§ **DATASET EXCERPTS**:
- - - - - - -
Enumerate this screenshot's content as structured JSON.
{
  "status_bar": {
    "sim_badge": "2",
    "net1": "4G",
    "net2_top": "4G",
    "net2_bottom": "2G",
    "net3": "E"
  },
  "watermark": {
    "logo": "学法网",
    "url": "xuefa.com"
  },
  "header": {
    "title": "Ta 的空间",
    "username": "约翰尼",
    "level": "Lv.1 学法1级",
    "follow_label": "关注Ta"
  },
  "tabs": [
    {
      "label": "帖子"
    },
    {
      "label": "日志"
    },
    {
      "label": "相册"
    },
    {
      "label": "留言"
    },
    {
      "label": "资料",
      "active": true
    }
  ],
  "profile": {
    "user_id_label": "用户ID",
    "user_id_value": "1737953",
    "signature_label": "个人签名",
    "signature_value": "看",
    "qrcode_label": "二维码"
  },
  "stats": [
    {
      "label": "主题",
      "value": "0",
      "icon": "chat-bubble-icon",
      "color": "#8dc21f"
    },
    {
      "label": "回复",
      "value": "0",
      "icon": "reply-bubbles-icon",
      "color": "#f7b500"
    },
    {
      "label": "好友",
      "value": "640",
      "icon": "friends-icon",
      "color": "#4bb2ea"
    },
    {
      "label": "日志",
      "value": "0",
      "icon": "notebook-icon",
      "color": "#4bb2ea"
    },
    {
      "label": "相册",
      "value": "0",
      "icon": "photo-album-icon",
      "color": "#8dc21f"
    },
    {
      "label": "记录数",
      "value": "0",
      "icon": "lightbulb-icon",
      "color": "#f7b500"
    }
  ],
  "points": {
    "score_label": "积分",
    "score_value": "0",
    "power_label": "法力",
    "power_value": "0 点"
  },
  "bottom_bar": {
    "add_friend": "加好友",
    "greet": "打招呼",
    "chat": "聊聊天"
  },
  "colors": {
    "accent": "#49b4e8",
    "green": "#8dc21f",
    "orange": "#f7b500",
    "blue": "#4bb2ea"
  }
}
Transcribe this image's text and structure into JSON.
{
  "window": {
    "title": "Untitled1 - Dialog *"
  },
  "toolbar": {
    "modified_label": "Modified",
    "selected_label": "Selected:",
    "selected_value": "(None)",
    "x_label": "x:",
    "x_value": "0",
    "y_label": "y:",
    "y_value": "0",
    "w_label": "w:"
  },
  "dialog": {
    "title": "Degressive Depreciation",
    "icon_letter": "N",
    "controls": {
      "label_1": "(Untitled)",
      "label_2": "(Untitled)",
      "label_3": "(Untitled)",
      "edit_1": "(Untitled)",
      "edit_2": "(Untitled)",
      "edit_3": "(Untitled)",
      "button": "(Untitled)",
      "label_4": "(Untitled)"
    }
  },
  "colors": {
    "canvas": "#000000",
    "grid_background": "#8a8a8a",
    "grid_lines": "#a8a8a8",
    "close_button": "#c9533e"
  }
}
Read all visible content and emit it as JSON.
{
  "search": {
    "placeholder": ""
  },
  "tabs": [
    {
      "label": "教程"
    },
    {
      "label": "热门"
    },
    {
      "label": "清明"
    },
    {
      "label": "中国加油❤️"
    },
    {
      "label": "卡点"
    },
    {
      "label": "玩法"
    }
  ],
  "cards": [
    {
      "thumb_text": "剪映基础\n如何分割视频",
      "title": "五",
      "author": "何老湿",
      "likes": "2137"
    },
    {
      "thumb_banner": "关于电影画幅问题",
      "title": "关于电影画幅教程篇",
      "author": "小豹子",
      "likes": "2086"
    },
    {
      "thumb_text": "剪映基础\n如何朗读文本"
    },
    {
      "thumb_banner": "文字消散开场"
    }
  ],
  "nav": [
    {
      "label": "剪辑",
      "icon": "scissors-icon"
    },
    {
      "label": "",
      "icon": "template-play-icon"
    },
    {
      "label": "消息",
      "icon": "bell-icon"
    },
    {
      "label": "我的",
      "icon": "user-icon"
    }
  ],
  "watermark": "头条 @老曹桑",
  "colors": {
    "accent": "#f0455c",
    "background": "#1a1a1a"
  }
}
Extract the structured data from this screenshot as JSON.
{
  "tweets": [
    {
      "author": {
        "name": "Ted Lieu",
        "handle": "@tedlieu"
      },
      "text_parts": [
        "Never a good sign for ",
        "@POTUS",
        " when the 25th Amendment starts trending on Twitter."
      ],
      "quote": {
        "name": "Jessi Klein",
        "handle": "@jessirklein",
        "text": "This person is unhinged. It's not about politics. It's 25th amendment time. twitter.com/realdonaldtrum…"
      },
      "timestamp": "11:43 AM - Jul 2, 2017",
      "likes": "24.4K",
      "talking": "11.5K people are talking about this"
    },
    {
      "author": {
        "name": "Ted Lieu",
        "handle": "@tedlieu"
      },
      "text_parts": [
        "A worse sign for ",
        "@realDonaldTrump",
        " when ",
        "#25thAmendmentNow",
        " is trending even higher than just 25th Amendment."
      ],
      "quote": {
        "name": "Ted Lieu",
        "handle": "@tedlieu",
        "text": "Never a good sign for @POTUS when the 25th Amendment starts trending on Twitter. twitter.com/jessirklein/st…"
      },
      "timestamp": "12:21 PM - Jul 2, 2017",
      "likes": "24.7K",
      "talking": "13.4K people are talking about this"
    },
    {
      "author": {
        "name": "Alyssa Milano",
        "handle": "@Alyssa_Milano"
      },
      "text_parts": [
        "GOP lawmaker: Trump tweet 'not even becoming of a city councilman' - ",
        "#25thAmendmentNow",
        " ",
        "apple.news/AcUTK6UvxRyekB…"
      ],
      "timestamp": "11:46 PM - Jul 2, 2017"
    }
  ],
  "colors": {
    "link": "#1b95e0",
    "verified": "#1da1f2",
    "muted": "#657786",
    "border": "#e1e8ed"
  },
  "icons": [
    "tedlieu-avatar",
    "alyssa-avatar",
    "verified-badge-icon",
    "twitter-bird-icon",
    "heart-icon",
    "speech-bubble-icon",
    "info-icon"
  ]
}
- - - - - - -
§ **TASK DESCRIPTION**: In the entries above, identify every line with the word "likes". Copy those lines.

§ **TASK ANSWER**:
      "likes": "2137"
      "likes": "2086"
      "likes": "24.4K",
      "likes": "24.7K",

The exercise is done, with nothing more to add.